AI bias is one of the most important concepts for boards and executive teams to understand. It is also one of the most misunderstood. AI bias is not primarily about AI systems holding opinions. It is about AI systems producing outputs that systematically disadvantage particular groups, because the data they were trained on, or the objectives they were optimised for, reflected human biases and inequalities. Understanding how bias enters AI systems is the first step to protecting your organisation from its consequences.

01How bias enters AI systems

Bias in AI systems typically originates from one of three sources.

Historical bias: AI trained on historical human decisions will learn the patterns in those decisions, including the biases. An AI hiring model trained on historical hiring data from an organisation that historically hired predominantly male candidates in technical roles will learn that male-associated characteristics correlate with hiring success. This is not because the AI holds the same biases as the human decision-makers in the training data. It is because it has learned to replicate their patterns.

Representation bias: AI trained on data that underrepresents certain groups will perform less well for those groups. Facial recognition systems trained predominantly on light-skinned faces perform less accurately on darker-skinned faces. Customer service AI trained on interactions with a particular demographic may understand the communication styles of that demographic better than others.

Proxy discrimination: even when protected characteristics (race, gender, age, disability) are removed from the data, AI systems can learn to use correlated variables as proxies. Postcode correlates with race in many urban geographies; credit history correlates with age; educational institution correlates with class. An AI using these variables may be reproducing the effects of protected characteristics it was not given.

02Real-world examples

The consequences of AI bias are not theoretical. Amazon scrapped a recruiting AI in 2018 after discovering it systematically downgraded CVs that included the word 'women' and graduates of all-women's colleges, because the training data reflected historical hiring patterns dominated by men. The algorithm had learned that male characteristics were associated with hiring success.

In the US, the COMPAS algorithm used to assist criminal sentencing decisions was found to predict higher recidivism risk for Black defendants at roughly twice the rate of white defendants, even when controlling for the actual reoffending rates. The ProPublica investigation of this algorithm in 2016 brought AI bias into mainstream policy discussion.

In financial services, AI underwriting and pricing systems that correlate with demographic characteristics have attracted regulatory scrutiny in multiple jurisdictions, including from the FCA in the UK.

03How organisations protect against AI bias

Protecting against AI bias requires action at several stages of AI deployment.

Pre-deployment testing: before an AI system is deployed, it should be tested for disparate impact across relevant protected characteristics. This means measuring whether the AI produces significantly different outcomes for different demographic groups and investigating whether those differences can be justified or need to be addressed.

Ongoing monitoring: bias can emerge after deployment as the population the AI serves, or the data environment it operates in, changes. Ongoing monitoring of AI outputs for demographic disparities is a governance requirement for AI systems used in high-stakes decisions.

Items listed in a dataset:

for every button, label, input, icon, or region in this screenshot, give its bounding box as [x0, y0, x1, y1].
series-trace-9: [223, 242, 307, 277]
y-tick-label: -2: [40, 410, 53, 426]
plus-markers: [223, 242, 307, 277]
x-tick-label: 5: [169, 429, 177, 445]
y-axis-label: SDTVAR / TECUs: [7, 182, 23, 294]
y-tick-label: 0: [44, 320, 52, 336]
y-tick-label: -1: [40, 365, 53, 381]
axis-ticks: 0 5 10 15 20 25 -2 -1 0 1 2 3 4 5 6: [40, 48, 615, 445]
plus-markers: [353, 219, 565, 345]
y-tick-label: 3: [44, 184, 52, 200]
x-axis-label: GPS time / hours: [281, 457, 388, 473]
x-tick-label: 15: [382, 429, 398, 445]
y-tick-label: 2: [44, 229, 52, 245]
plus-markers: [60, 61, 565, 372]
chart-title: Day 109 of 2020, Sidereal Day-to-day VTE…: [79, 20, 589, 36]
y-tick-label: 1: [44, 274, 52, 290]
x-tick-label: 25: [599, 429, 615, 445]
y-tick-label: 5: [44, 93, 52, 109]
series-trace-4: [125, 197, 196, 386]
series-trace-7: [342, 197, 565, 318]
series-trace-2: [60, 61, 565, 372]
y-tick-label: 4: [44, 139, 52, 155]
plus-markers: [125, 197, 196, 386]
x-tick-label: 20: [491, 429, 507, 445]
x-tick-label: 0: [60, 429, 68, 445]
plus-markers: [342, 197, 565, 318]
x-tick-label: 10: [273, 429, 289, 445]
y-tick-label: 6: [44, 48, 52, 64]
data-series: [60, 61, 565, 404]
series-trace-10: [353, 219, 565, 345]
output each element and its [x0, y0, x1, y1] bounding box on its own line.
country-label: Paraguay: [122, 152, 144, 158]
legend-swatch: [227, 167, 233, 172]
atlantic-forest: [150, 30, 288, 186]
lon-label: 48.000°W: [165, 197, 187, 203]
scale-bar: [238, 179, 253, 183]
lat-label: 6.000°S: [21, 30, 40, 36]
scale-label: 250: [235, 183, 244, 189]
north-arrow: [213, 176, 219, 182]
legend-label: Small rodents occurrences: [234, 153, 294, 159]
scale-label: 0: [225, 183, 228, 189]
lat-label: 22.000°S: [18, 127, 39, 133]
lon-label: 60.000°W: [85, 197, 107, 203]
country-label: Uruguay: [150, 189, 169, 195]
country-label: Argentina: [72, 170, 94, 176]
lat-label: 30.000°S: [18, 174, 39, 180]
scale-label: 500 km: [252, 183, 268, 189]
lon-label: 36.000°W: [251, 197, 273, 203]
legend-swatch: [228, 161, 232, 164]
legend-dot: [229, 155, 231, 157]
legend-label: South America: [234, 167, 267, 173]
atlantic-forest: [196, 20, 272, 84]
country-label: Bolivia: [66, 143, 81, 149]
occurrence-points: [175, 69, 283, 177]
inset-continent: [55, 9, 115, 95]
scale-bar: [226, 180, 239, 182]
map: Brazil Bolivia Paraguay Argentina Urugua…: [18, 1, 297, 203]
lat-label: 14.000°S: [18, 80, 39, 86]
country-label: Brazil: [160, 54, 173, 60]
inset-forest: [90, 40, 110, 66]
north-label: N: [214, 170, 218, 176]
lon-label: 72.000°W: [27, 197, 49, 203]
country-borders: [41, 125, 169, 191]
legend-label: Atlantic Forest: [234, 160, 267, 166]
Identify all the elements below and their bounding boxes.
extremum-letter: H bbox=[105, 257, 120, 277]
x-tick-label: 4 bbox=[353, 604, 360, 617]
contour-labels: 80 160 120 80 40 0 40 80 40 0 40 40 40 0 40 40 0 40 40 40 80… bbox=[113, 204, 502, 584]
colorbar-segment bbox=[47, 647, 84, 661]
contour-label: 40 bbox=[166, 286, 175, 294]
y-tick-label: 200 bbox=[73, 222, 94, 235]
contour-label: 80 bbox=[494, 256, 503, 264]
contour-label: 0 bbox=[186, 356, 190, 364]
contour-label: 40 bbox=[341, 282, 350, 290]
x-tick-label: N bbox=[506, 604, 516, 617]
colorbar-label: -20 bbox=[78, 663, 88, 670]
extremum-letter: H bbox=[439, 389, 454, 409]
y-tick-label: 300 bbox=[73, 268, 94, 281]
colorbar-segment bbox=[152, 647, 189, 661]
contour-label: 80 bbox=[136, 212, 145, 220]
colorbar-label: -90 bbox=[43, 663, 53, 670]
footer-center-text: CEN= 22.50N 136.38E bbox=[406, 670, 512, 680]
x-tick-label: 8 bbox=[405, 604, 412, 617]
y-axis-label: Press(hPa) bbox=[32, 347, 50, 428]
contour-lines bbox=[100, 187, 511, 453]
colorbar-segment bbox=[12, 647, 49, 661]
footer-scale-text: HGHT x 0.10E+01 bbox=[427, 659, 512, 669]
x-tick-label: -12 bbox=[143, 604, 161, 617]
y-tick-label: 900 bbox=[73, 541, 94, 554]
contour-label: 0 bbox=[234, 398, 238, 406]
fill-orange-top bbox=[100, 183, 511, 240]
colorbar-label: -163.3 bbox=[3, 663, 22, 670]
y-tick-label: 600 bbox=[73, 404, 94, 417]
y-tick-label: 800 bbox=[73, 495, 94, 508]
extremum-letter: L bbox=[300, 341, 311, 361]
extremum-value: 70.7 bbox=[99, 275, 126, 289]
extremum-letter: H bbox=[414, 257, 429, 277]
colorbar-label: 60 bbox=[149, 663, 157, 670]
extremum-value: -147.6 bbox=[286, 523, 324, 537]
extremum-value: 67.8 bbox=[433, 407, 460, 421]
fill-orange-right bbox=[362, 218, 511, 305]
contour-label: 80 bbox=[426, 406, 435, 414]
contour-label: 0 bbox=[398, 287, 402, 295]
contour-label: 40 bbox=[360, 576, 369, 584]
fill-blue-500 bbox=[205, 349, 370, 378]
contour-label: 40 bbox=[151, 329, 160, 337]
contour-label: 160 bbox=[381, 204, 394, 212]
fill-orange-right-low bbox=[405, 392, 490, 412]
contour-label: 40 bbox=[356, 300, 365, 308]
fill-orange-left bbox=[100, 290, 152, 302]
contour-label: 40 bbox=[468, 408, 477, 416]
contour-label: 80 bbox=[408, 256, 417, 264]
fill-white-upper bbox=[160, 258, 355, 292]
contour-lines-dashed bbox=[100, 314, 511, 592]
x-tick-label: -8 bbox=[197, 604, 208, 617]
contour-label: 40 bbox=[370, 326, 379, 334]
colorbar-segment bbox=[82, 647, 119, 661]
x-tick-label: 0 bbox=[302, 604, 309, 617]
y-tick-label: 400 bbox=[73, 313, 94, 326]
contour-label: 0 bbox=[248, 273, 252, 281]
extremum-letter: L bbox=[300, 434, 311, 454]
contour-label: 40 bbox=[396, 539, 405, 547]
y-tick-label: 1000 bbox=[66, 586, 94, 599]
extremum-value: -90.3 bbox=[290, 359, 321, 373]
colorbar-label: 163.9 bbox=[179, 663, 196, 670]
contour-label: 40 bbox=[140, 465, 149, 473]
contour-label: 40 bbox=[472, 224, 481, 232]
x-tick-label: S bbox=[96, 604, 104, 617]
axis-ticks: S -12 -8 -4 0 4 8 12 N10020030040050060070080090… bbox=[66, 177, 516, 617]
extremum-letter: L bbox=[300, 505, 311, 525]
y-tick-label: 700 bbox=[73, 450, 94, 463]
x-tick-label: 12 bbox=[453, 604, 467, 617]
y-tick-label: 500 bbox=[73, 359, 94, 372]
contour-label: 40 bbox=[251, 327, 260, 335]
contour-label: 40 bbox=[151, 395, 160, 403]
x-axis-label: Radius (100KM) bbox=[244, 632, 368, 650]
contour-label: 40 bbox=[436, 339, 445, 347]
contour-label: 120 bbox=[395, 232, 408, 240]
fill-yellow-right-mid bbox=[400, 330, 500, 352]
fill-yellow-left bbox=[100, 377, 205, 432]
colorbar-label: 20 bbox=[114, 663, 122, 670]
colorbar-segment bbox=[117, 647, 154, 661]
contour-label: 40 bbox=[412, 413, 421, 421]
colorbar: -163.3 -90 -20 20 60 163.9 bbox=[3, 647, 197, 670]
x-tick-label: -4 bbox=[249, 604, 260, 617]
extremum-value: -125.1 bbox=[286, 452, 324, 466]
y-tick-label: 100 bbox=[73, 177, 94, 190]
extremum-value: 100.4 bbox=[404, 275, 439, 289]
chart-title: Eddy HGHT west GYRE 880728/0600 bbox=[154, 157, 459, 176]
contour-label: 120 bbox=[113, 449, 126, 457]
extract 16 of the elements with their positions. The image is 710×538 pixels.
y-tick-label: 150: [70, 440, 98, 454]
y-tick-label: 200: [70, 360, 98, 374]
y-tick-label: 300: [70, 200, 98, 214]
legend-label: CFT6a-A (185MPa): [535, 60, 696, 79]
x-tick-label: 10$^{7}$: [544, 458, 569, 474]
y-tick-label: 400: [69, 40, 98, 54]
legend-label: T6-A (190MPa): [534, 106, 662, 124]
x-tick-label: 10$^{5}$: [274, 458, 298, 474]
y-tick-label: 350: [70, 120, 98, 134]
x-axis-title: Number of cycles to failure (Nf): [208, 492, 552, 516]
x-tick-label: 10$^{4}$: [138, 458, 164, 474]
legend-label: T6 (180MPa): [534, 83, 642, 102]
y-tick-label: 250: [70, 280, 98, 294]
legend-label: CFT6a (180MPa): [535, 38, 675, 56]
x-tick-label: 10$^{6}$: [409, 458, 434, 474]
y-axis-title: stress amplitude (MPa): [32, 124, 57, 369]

> _Exercise requirements_:
(a) Answer these questions using the passage on AI bias:
(i) What three sources of bias in AI systems does it name?
(ii) In what year did Amazon scrap its recruiting AI?
(iii) Whose investigation in 2016 brought AI bias into mainstream policy discussion?
(b) Quote the passage on AI bias word for word, starting with "In the US, the" and going on through "of AI deployment.".
These entries come from a separate source.

> _Exercise responses_:
(a)
(i) Historical bias, representation bias, and proxy discrimination.
(ii) 2018.
(iii) ProPublica's.

(b)
In the US, the COMPAS algorithm used to assist criminal sentencing decisions was found to predict higher recidivism risk for Black defendants at roughly twice the rate of white defendants, even when controlling for the actual reoffending rates. The ProPublica investigation of this algorithm in 2016 brought AI bias into mainstream policy discussion.

In financial services, AI underwriting and pricing systems that correlate with demographic characteristics have attracted regulatory scrutiny in multiple jurisdictions, including from the FCA in the UK.

03How organisations protect against AI bias

Protecting against AI bias requires action at several stages of AI deployment.